◆ GIVEN EXERCISE ◆
Leave out the pictures; transcribe all else exactly.

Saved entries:

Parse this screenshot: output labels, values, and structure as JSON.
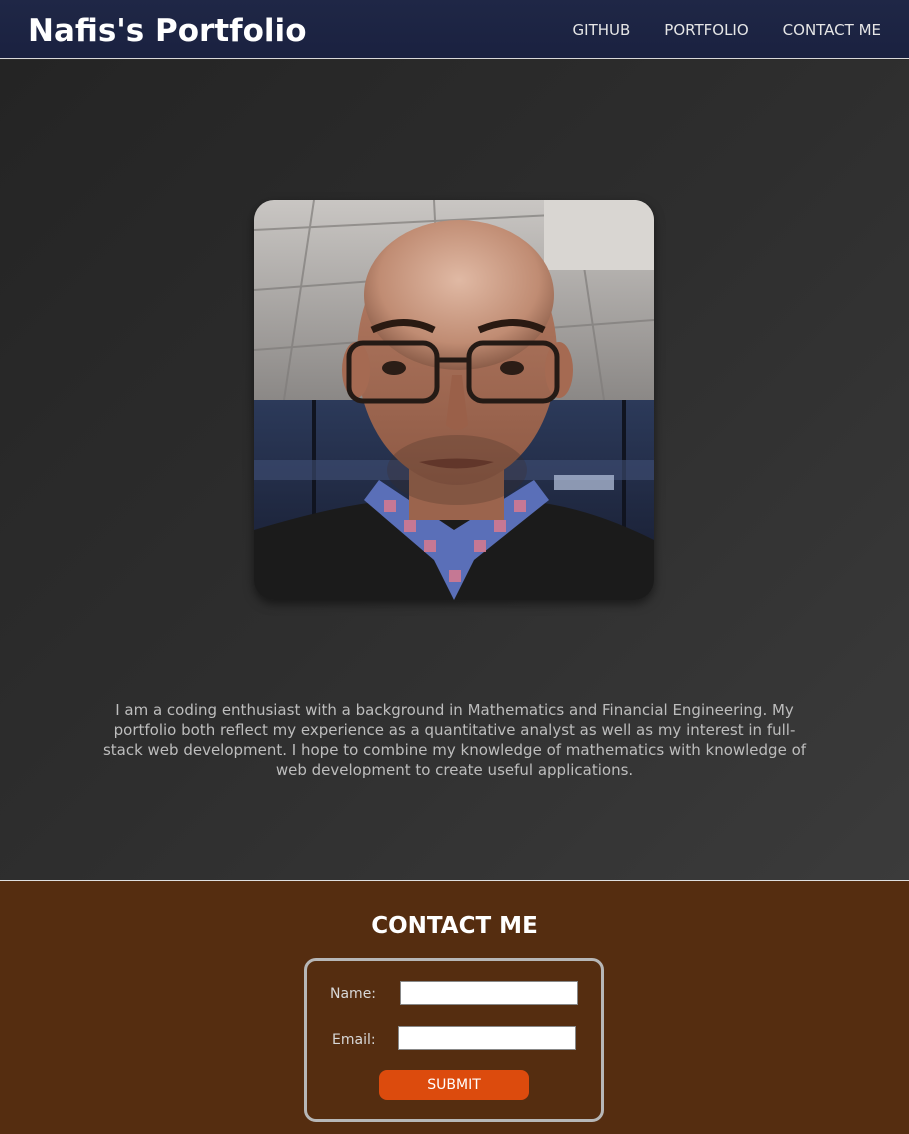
{
  "navbar": {
    "brand": "Nafis's Portfolio",
    "links": [
      "GITHUB",
      "PORTFOLIO",
      "CONTACT ME"
    ]
  },
  "hero": {
    "photo_alt": "Profile photo",
    "bio": "I am a coding enthusiast with a background in Mathematics and Financial Engineering. My portfolio both reflect my experience as a quantitative analyst as well as my interest in full-stack web development. I hope to combine my knowledge of mathematics with knowledge of web development to create useful applications."
  },
  "contact": {
    "title": "CONTACT ME",
    "name_label": "Name:",
    "name_value": "",
    "email_label": "Email:",
    "email_value": "",
    "submit_label": "SUBMIT"
  },
  "colors": {
    "navbar_bg": "#1f2746",
    "contact_bg": "#552d10",
    "accent_button": "#dc4b0d"
  }
}
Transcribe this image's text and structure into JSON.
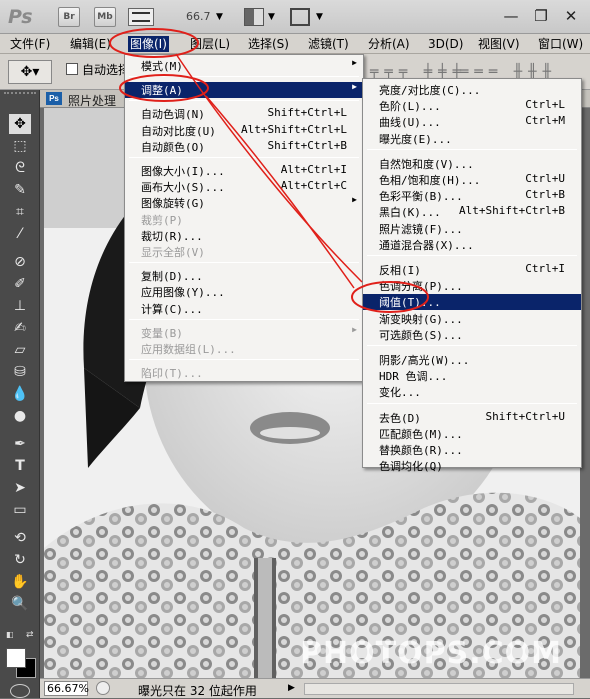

◆ EXPECTED ANSWER ◆
Parse this screenshot: output labels, values, and structure as JSON.
{
  "navbar": {
    "brand": "Nafis's Portfolio",
    "links": [
      "GITHUB",
      "PORTFOLIO",
      "CONTACT ME"
    ]
  },
  "hero": {
    "photo_alt": "Profile photo",
    "bio": "I am a coding enthusiast with a background in Mathematics and Financial Engineering. My portfolio both reflect my experience as a quantitative analyst as well as my interest in full-stack web development. I hope to combine my knowledge of mathematics with knowledge of web development to create useful applications."
  },
  "contact": {
    "title": "CONTACT ME",
    "name_label": "Name:",
    "name_value": "",
    "email_label": "Email:",
    "email_value": "",
    "submit_label": "SUBMIT"
  },
  "colors": {
    "navbar_bg": "#1f2746",
    "contact_bg": "#552d10",
    "accent_button": "#dc4b0d"
  }
}
Transcribe this image's text and structure into JSON.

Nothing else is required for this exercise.